● GOAL
Could you extract every entry below and reproduce it exactly?

==== GIVEN RECORDS ====

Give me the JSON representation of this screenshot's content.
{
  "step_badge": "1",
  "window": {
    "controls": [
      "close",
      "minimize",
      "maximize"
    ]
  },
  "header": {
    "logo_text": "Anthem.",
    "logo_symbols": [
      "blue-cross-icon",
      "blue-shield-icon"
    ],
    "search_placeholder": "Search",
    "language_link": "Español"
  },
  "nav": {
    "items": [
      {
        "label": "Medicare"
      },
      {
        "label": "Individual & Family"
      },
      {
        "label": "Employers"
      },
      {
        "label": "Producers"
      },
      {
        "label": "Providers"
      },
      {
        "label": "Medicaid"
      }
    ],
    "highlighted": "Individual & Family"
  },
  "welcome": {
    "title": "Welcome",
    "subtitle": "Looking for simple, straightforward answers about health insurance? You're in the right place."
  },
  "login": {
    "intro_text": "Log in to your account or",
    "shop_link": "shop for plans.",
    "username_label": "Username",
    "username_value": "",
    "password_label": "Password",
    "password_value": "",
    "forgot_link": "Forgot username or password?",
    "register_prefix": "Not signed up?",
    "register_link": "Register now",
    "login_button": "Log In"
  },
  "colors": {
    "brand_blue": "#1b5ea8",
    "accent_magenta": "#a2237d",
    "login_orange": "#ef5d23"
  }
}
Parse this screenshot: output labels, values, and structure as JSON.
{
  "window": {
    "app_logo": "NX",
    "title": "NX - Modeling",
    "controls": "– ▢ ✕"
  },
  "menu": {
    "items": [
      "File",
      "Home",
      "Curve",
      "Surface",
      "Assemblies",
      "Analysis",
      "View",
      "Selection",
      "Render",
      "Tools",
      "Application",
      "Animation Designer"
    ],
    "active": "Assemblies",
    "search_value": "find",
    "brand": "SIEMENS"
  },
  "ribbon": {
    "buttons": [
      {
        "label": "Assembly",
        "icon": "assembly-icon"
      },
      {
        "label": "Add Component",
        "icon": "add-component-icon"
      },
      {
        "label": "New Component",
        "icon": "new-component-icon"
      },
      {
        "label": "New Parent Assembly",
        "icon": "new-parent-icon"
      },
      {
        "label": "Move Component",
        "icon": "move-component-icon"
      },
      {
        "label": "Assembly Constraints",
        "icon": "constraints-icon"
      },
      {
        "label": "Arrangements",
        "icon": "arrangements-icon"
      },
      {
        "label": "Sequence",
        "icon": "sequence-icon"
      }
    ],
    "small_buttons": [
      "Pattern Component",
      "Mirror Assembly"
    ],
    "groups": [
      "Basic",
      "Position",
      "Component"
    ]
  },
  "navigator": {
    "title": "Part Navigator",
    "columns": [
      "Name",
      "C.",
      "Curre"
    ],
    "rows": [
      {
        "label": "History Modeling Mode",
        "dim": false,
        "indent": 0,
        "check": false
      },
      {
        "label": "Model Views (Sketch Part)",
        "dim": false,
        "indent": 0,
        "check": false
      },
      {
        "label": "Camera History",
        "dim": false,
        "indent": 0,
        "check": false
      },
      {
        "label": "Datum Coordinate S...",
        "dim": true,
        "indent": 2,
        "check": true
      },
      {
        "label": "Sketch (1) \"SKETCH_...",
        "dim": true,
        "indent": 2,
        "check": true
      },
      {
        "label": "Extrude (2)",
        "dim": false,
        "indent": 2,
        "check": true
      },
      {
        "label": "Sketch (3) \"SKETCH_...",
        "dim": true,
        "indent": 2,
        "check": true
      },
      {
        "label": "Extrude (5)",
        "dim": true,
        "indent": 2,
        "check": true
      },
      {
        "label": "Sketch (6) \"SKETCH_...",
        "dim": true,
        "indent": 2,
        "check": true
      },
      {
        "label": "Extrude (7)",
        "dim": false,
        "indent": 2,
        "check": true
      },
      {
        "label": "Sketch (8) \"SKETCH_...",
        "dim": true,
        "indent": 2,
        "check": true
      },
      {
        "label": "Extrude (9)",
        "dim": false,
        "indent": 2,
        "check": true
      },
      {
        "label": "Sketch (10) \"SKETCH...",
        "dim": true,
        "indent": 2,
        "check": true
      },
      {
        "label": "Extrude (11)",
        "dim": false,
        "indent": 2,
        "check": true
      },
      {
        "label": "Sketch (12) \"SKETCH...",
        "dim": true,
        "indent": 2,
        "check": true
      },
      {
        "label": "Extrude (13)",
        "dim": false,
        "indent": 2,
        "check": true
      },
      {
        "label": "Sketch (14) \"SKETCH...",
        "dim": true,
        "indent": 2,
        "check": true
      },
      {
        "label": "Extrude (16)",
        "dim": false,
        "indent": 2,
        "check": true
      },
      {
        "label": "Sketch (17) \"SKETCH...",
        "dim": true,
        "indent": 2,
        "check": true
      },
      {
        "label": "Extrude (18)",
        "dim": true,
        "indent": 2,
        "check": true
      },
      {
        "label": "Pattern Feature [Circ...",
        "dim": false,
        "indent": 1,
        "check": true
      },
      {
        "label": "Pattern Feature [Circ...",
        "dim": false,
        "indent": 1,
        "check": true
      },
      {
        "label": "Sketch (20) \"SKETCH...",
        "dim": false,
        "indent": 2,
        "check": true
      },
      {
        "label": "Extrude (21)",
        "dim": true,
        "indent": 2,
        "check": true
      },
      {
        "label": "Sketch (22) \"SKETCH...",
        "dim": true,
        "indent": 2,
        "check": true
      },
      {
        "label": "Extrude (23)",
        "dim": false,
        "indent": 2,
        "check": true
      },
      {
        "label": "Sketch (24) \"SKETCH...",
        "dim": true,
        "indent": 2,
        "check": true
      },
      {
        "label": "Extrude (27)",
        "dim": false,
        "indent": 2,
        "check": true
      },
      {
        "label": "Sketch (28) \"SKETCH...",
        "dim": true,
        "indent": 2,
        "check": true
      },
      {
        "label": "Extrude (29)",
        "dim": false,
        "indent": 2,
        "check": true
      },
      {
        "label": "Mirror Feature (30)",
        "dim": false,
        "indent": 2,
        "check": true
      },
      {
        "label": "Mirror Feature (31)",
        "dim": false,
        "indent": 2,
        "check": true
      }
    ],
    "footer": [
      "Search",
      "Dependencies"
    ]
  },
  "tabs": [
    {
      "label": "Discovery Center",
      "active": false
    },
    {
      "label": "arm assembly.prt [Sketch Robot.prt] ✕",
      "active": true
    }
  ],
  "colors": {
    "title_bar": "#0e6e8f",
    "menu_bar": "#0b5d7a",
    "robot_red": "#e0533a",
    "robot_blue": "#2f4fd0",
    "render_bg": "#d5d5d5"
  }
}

====

● SOLVED PROBLEM
Give me the JSON representation of this screenshot's content.
{
  "step_badge": "1",
  "window": {
    "controls": [
      "close",
      "minimize",
      "maximize"
    ]
  },
  "header": {
    "logo_text": "Anthem.",
    "logo_symbols": [
      "blue-cross-icon",
      "blue-shield-icon"
    ],
    "search_placeholder": "Search",
    "language_link": "Español"
  },
  "nav": {
    "items": [
      {
        "label": "Medicare"
      },
      {
        "label": "Individual & Family"
      },
      {
        "label": "Employers"
      },
      {
        "label": "Producers"
      },
      {
        "label": "Providers"
      },
      {
        "label": "Medicaid"
      }
    ],
    "highlighted": "Individual & Family"
  },
  "welcome": {
    "title": "Welcome",
    "subtitle": "Looking for simple, straightforward answers about health insurance? You're in the right place."
  },
  "login": {
    "intro_text": "Log in to your account or",
    "shop_link": "shop for plans.",
    "username_label": "Username",
    "username_value": "",
    "password_label": "Password",
    "password_value": "",
    "forgot_link": "Forgot username or password?",
    "register_prefix": "Not signed up?",
    "register_link": "Register now",
    "login_button": "Log In"
  },
  "colors": {
    "brand_blue": "#1b5ea8",
    "accent_magenta": "#a2237d",
    "login_orange": "#ef5d23"
  }
}
Parse this screenshot: output labels, values, and structure as JSON.
{
  "window": {
    "app_logo": "NX",
    "title": "NX - Modeling",
    "controls": "– ▢ ✕"
  },
  "menu": {
    "items": [
      "File",
      "Home",
      "Curve",
      "Surface",
      "Assemblies",
      "Analysis",
      "View",
      "Selection",
      "Render",
      "Tools",
      "Application",
      "Animation Designer"
    ],
    "active": "Assemblies",
    "search_value": "find",
    "brand": "SIEMENS"
  },
  "ribbon": {
    "buttons": [
      {
        "label": "Assembly",
        "icon": "assembly-icon"
      },
      {
        "label": "Add Component",
        "icon": "add-component-icon"
      },
      {
        "label": "New Component",
        "icon": "new-component-icon"
      },
      {
        "label": "New Parent Assembly",
        "icon": "new-parent-icon"
      },
      {
        "label": "Move Component",
        "icon": "move-component-icon"
      },
      {
        "label": "Assembly Constraints",
        "icon": "constraints-icon"
      },
      {
        "label": "Arrangements",
        "icon": "arrangements-icon"
      },
      {
        "label": "Sequence",
        "icon": "sequence-icon"
      }
    ],
    "small_buttons": [
      "Pattern Component",
      "Mirror Assembly"
    ],
    "groups": [
      "Basic",
      "Position",
      "Component"
    ]
  },
  "navigator": {
    "title": "Part Navigator",
    "columns": [
      "Name",
      "C.",
      "Curre"
    ],
    "rows": [
      {
        "label": "History Modeling Mode",
        "dim": false,
        "indent": 0,
        "check": false
      },
      {
        "label": "Model Views (Sketch Part)",
        "dim": false,
        "indent": 0,
        "check": false
      },
      {
        "label": "Camera History",
        "dim": false,
        "indent": 0,
        "check": false
      },
      {
        "label": "Datum Coordinate S...",
        "dim": true,
        "indent": 2,
        "check": true
      },
      {
        "label": "Sketch (1) \"SKETCH_...",
        "dim": true,
        "indent": 2,
        "check": true
      },
      {
        "label": "Extrude (2)",
        "dim": false,
        "indent": 2,
        "check": true
      },
      {
        "label": "Sketch (3) \"SKETCH_...",
        "dim": true,
        "indent": 2,
        "check": true
      },
      {
        "label": "Extrude (5)",
        "dim": true,
        "indent": 2,
        "check": true
      },
      {
        "label": "Sketch (6) \"SKETCH_...",
        "dim": true,
        "indent": 2,
        "check": true
      },
      {
        "label": "Extrude (7)",
        "dim": false,
        "indent": 2,
        "check": true
      },
      {
        "label": "Sketch (8) \"SKETCH_...",
        "dim": true,
        "indent": 2,
        "check": true
      },
      {
        "label": "Extrude (9)",
        "dim": false,
        "indent": 2,
        "check": true
      },
      {
        "label": "Sketch (10) \"SKETCH...",
        "dim": true,
        "indent": 2,
        "check": true
      },
      {
        "label": "Extrude (11)",
        "dim": false,
        "indent": 2,
        "check": true
      },
      {
        "label": "Sketch (12) \"SKETCH...",
        "dim": true,
        "indent": 2,
        "check": true
      },
      {
        "label": "Extrude (13)",
        "dim": false,
        "indent": 2,
        "check": true
      },
      {
        "label": "Sketch (14) \"SKETCH...",
        "dim": true,
        "indent": 2,
        "check": true
      },
      {
        "label": "Extrude (16)",
        "dim": false,
        "indent": 2,
        "check": true
      },
      {
        "label": "Sketch (17) \"SKETCH...",
        "dim": true,
        "indent": 2,
        "check": true
      },
      {
        "label": "Extrude (18)",
        "dim": true,
        "indent": 2,
        "check": true
      },
      {
        "label": "Pattern Feature [Circ...",
        "dim": false,
        "indent": 1,
        "check": true
      },
      {
        "label": "Pattern Feature [Circ...",
        "dim": false,
        "indent": 1,
        "check": true
      },
      {
        "label": "Sketch (20) \"SKETCH...",
        "dim": false,
        "indent": 2,
        "check": true
      },
      {
        "label": "Extrude (21)",
        "dim": true,
        "indent": 2,
        "check": true
      },
      {
        "label": "Sketch (22) \"SKETCH...",
        "dim": true,
        "indent": 2,
        "check": true
      },
      {
        "label": "Extrude (23)",
        "dim": false,
        "indent": 2,
        "check": true
      },
      {
        "label": "Sketch (24) \"SKETCH...",
        "dim": true,
        "indent": 2,
        "check": true
      },
      {
        "label": "Extrude (27)",
        "dim": false,
        "indent": 2,
        "check": true
      },
      {
        "label": "Sketch (28) \"SKETCH...",
        "dim": true,
        "indent": 2,
        "check": true
      },
      {
        "label": "Extrude (29)",
        "dim": false,
        "indent": 2,
        "check": true
      },
      {
        "label": "Mirror Feature (30)",
        "dim": false,
        "indent": 2,
        "check": true
      },
      {
        "label": "Mirror Feature (31)",
        "dim": false,
        "indent": 2,
        "check": true
      }
    ],
    "footer": [
      "Search",
      "Dependencies"
    ]
  },
  "tabs": [
    {
      "label": "Discovery Center",
      "active": false
    },
    {
      "label": "arm assembly.prt [Sketch Robot.prt] ✕",
      "active": true
    }
  ],
  "colors": {
    "title_bar": "#0e6e8f",
    "menu_bar": "#0b5d7a",
    "robot_red": "#e0533a",
    "robot_blue": "#2f4fd0",
    "render_bg": "#d5d5d5"
  }
}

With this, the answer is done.